▸ TASK STATEMENT:
Write out all of the data without omission, exactly as shown.

··· DATA ENTRIES ···

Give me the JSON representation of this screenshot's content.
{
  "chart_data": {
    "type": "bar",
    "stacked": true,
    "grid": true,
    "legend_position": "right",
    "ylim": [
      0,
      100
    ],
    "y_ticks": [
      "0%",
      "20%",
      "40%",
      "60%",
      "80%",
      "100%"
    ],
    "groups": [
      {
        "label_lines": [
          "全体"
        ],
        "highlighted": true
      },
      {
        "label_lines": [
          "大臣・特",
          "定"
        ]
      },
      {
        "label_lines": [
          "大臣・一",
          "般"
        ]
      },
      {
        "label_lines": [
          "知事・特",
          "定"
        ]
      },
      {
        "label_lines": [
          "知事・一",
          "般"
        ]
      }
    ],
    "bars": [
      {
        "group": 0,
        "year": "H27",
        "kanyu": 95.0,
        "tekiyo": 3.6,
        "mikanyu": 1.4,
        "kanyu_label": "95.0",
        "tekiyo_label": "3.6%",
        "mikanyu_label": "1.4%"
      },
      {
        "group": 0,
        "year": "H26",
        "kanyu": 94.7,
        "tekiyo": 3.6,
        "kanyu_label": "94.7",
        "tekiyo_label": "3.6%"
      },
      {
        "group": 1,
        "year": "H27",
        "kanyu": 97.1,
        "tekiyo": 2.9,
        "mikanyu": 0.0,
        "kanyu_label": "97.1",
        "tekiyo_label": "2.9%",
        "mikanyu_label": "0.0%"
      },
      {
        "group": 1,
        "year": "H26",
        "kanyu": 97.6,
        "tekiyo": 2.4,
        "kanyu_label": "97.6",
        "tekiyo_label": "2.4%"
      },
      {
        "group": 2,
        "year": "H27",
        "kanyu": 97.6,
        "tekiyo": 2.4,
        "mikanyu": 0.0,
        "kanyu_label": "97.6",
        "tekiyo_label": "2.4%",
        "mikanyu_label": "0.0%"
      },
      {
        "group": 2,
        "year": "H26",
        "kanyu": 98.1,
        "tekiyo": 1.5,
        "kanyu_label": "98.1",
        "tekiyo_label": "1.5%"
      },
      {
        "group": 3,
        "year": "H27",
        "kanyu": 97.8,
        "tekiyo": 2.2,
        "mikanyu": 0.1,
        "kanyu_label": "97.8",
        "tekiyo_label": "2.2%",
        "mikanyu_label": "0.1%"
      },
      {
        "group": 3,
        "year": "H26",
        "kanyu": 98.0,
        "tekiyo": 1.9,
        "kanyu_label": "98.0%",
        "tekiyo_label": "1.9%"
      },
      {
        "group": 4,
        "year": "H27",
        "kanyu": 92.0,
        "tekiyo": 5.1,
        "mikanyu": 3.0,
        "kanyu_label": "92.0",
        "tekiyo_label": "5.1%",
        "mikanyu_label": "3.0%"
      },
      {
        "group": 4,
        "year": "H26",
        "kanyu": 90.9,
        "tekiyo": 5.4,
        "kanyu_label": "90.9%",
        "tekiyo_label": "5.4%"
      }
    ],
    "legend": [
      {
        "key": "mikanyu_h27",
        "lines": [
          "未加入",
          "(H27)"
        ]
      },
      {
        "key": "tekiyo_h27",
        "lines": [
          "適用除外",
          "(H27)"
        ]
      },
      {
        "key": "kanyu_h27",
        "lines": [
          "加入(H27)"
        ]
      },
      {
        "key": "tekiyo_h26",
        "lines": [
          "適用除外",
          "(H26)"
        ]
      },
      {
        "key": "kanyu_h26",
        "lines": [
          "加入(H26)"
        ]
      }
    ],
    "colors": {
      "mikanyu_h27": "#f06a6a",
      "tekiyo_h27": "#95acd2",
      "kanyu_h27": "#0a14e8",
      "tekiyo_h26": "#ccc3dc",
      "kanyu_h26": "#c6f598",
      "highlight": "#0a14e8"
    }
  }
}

···

▸ ANSWER BELOW:
Give me the JSON representation of this screenshot's content.
{
  "chart_data": {
    "type": "bar",
    "stacked": true,
    "grid": true,
    "legend_position": "right",
    "ylim": [
      0,
      100
    ],
    "y_ticks": [
      "0%",
      "20%",
      "40%",
      "60%",
      "80%",
      "100%"
    ],
    "groups": [
      {
        "label_lines": [
          "全体"
        ],
        "highlighted": true
      },
      {
        "label_lines": [
          "大臣・特",
          "定"
        ]
      },
      {
        "label_lines": [
          "大臣・一",
          "般"
        ]
      },
      {
        "label_lines": [
          "知事・特",
          "定"
        ]
      },
      {
        "label_lines": [
          "知事・一",
          "般"
        ]
      }
    ],
    "bars": [
      {
        "group": 0,
        "year": "H27",
        "kanyu": 95.0,
        "tekiyo": 3.6,
        "mikanyu": 1.4,
        "kanyu_label": "95.0",
        "tekiyo_label": "3.6%",
        "mikanyu_label": "1.4%"
      },
      {
        "group": 0,
        "year": "H26",
        "kanyu": 94.7,
        "tekiyo": 3.6,
        "kanyu_label": "94.7",
        "tekiyo_label": "3.6%"
      },
      {
        "group": 1,
        "year": "H27",
        "kanyu": 97.1,
        "tekiyo": 2.9,
        "mikanyu": 0.0,
        "kanyu_label": "97.1",
        "tekiyo_label": "2.9%",
        "mikanyu_label": "0.0%"
      },
      {
        "group": 1,
        "year": "H26",
        "kanyu": 97.6,
        "tekiyo": 2.4,
        "kanyu_label": "97.6",
        "tekiyo_label": "2.4%"
      },
      {
        "group": 2,
        "year": "H27",
        "kanyu": 97.6,
        "tekiyo": 2.4,
        "mikanyu": 0.0,
        "kanyu_label": "97.6",
        "tekiyo_label": "2.4%",
        "mikanyu_label": "0.0%"
      },
      {
        "group": 2,
        "year": "H26",
        "kanyu": 98.1,
        "tekiyo": 1.5,
        "kanyu_label": "98.1",
        "tekiyo_label": "1.5%"
      },
      {
        "group": 3,
        "year": "H27",
        "kanyu": 97.8,
        "tekiyo": 2.2,
        "mikanyu": 0.1,
        "kanyu_label": "97.8",
        "tekiyo_label": "2.2%",
        "mikanyu_label": "0.1%"
      },
      {
        "group": 3,
        "year": "H26",
        "kanyu": 98.0,
        "tekiyo": 1.9,
        "kanyu_label": "98.0%",
        "tekiyo_label": "1.9%"
      },
      {
        "group": 4,
        "year": "H27",
        "kanyu": 92.0,
        "tekiyo": 5.1,
        "mikanyu": 3.0,
        "kanyu_label": "92.0",
        "tekiyo_label": "5.1%",
        "mikanyu_label": "3.0%"
      },
      {
        "group": 4,
        "year": "H26",
        "kanyu": 90.9,
        "tekiyo": 5.4,
        "kanyu_label": "90.9%",
        "tekiyo_label": "5.4%"
      }
    ],
    "legend": [
      {
        "key": "mikanyu_h27",
        "lines": [
          "未加入",
          "(H27)"
        ]
      },
      {
        "key": "tekiyo_h27",
        "lines": [
          "適用除外",
          "(H27)"
        ]
      },
      {
        "key": "kanyu_h27",
        "lines": [
          "加入(H27)"
        ]
      },
      {
        "key": "tekiyo_h26",
        "lines": [
          "適用除外",
          "(H26)"
        ]
      },
      {
        "key": "kanyu_h26",
        "lines": [
          "加入(H26)"
        ]
      }
    ],
    "colors": {
      "mikanyu_h27": "#f06a6a",
      "tekiyo_h27": "#95acd2",
      "kanyu_h27": "#0a14e8",
      "tekiyo_h26": "#ccc3dc",
      "kanyu_h26": "#c6f598",
      "highlight": "#0a14e8"
    }
  }
}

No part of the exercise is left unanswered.